[Stored items from a collection]
————————

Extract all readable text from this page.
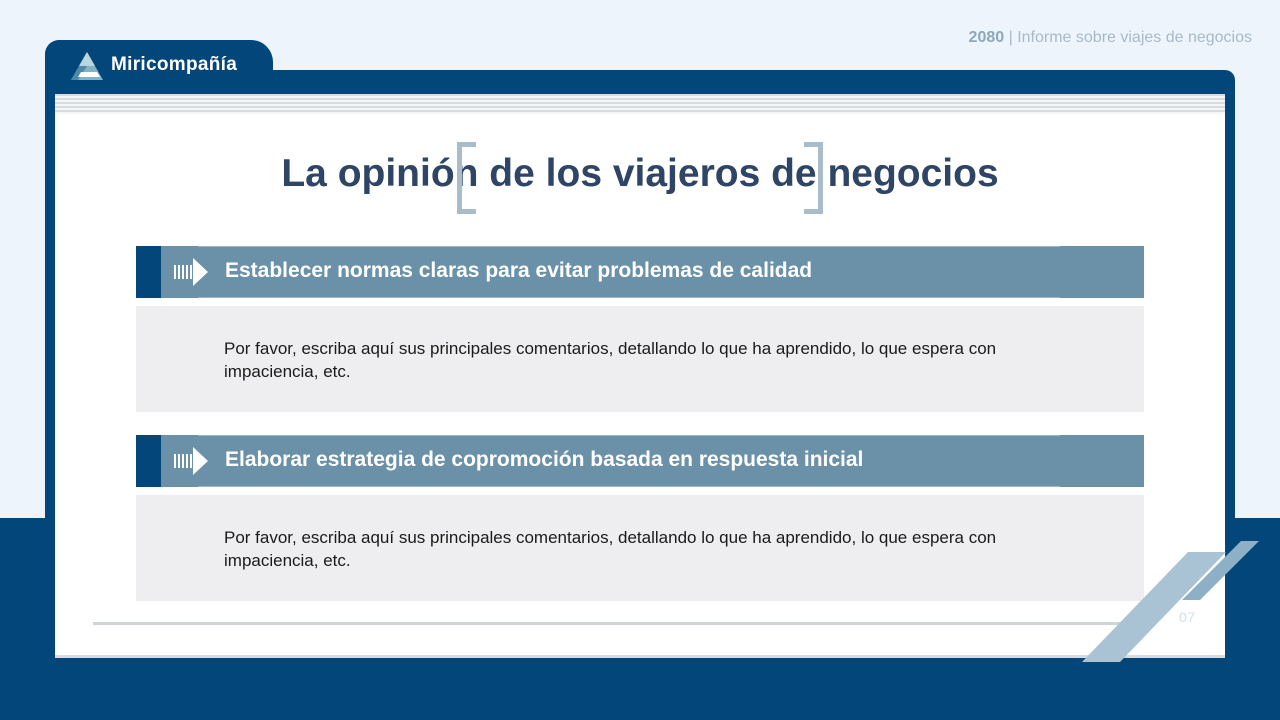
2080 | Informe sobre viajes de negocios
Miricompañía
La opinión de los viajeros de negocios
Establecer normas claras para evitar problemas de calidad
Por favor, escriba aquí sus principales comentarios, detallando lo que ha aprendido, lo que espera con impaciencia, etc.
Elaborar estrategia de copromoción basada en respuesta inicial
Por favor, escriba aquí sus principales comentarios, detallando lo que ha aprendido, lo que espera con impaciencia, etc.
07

————————

All of the data above should be quoted exactly, except for the pictures.

Extract all readable text from this page.
2080 | Informe sobre viajes de negocios
Miricompañía
La opinión de los viajeros de negocios
Establecer normas claras para evitar problemas de calidad
Por favor, escriba aquí sus principales comentarios, detallando lo que ha aprendido, lo que espera con impaciencia, etc.
Elaborar estrategia de copromoción basada en respuesta inicial
Por favor, escriba aquí sus principales comentarios, detallando lo que ha aprendido, lo que espera con impaciencia, etc.
07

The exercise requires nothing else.